==== Given entries ====

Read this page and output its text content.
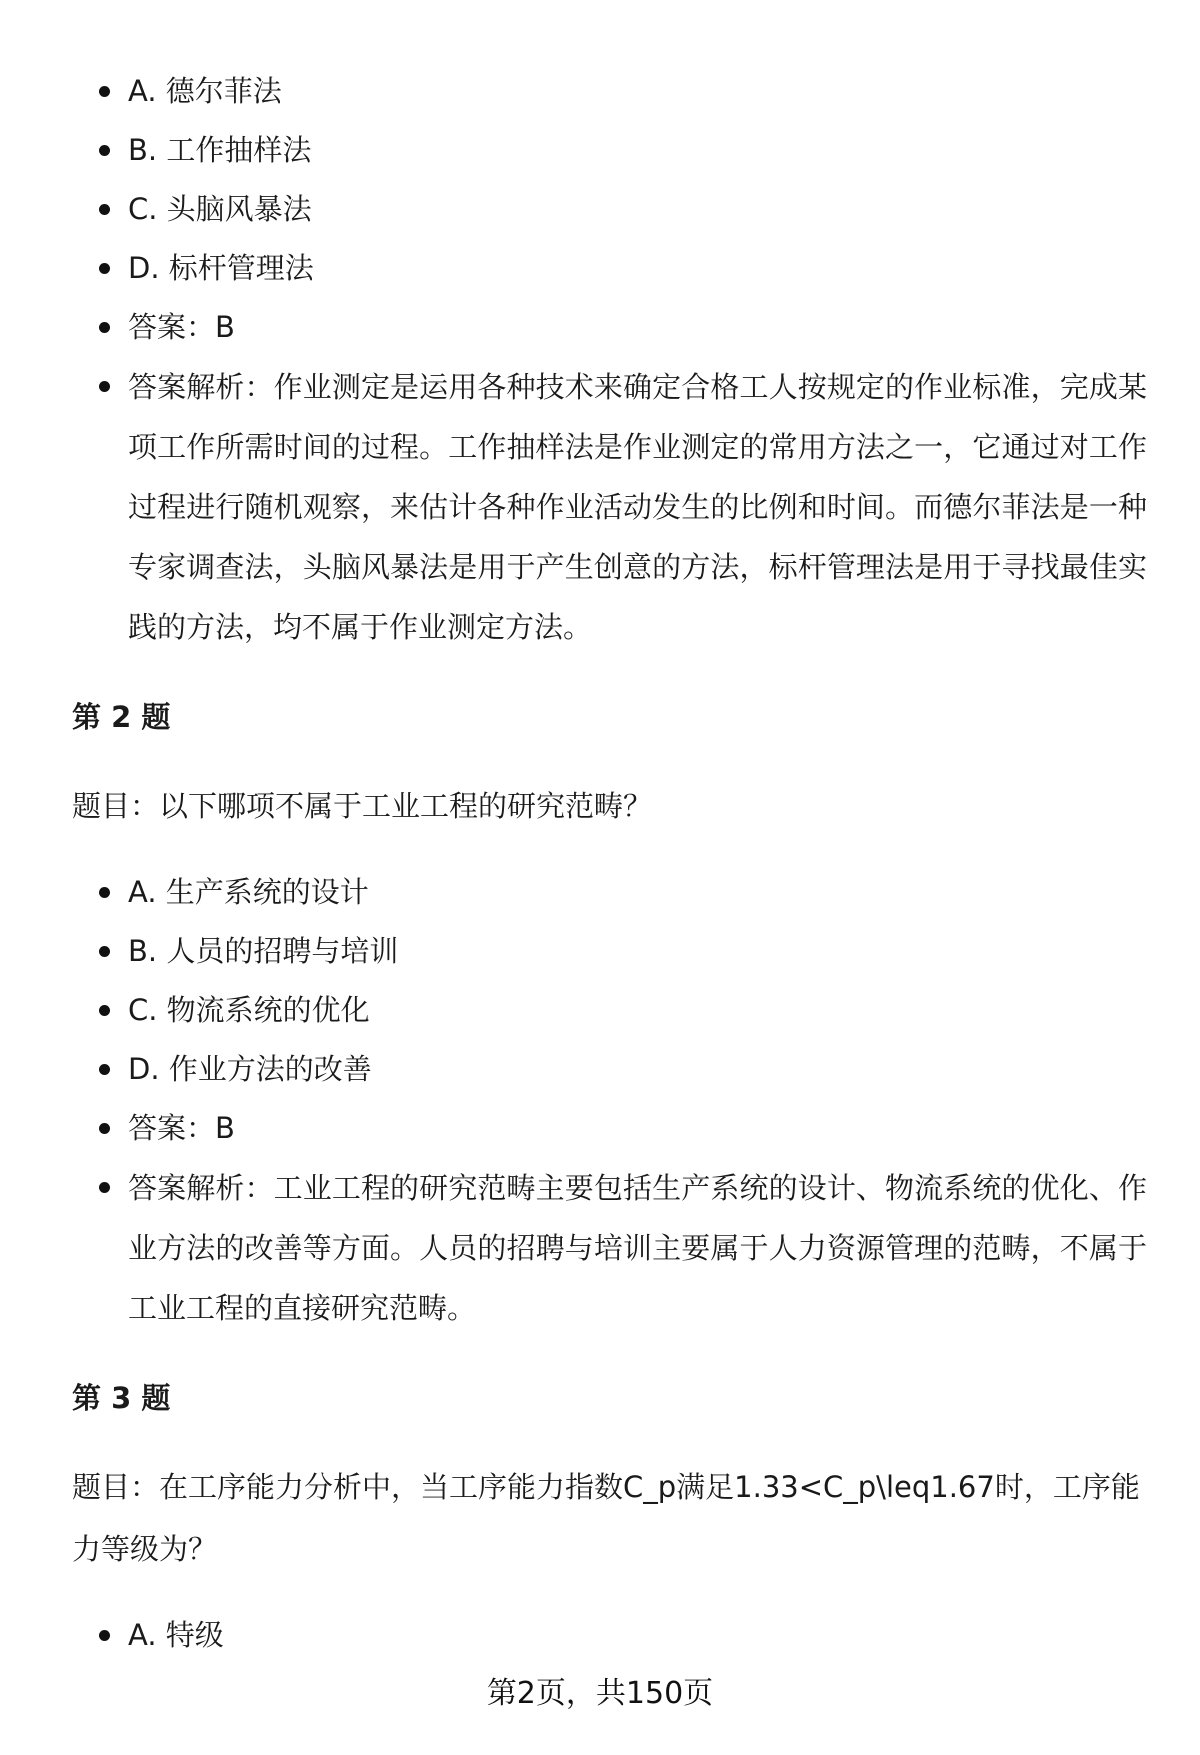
A. 德尔菲法
B. 工作抽样法
C. 头脑风暴法
D. 标杆管理法
答案：B
答案解析：作业测定是运用各种技术来确定合格工人按规定的作业标准，完成某项工作所需时间的过程。工作抽样法是作业测定的常用方法之一，它通过对工作过程进行随机观察，来估计各种作业活动发生的比例和时间。而德尔菲法是一种专家调查法，头脑风暴法是用于产生创意的方法，标杆管理法是用于寻找最佳实践的方法，均不属于作业测定方法。
第 2 题
题目：以下哪项不属于工业工程的研究范畴？
A. 生产系统的设计
B. 人员的招聘与培训
C. 物流系统的优化
D. 作业方法的改善
答案：B
答案解析：工业工程的研究范畴主要包括生产系统的设计、物流系统的优化、作业方法的改善等方面。人员的招聘与培训主要属于人力资源管理的范畴，不属于工业工程的直接研究范畴。
第 3 题
题目：在工序能力分析中，当工序能力指数C_p满足1.33<C_p\leq1.67时，工序能力等级为？
A. 特级
第2页，共150页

====

◆ Instructions for the task ◆
Copy every line of the listing that contains the word "答案解析".

◆ Finished answer ◆
答案解析：作业测定是运用各种技术来确定合格工人按规定的作业标准，完成某项工作所需时间的过程。工作抽样法是作业测定的常用方法之一，它通过对工作过程进行随机观察，来估计各种作业活动发生的比例和时间。而德尔菲法是一种专家调查法，头脑风暴法是用于产生创意的方法，标杆管理法是用于寻找最佳实践的方法，均不属于作业测定方法。
答案解析：工业工程的研究范畴主要包括生产系统的设计、物流系统的优化、作业方法的改善等方面。人员的招聘与培训主要属于人力资源管理的范畴，不属于工业工程的直接研究范畴。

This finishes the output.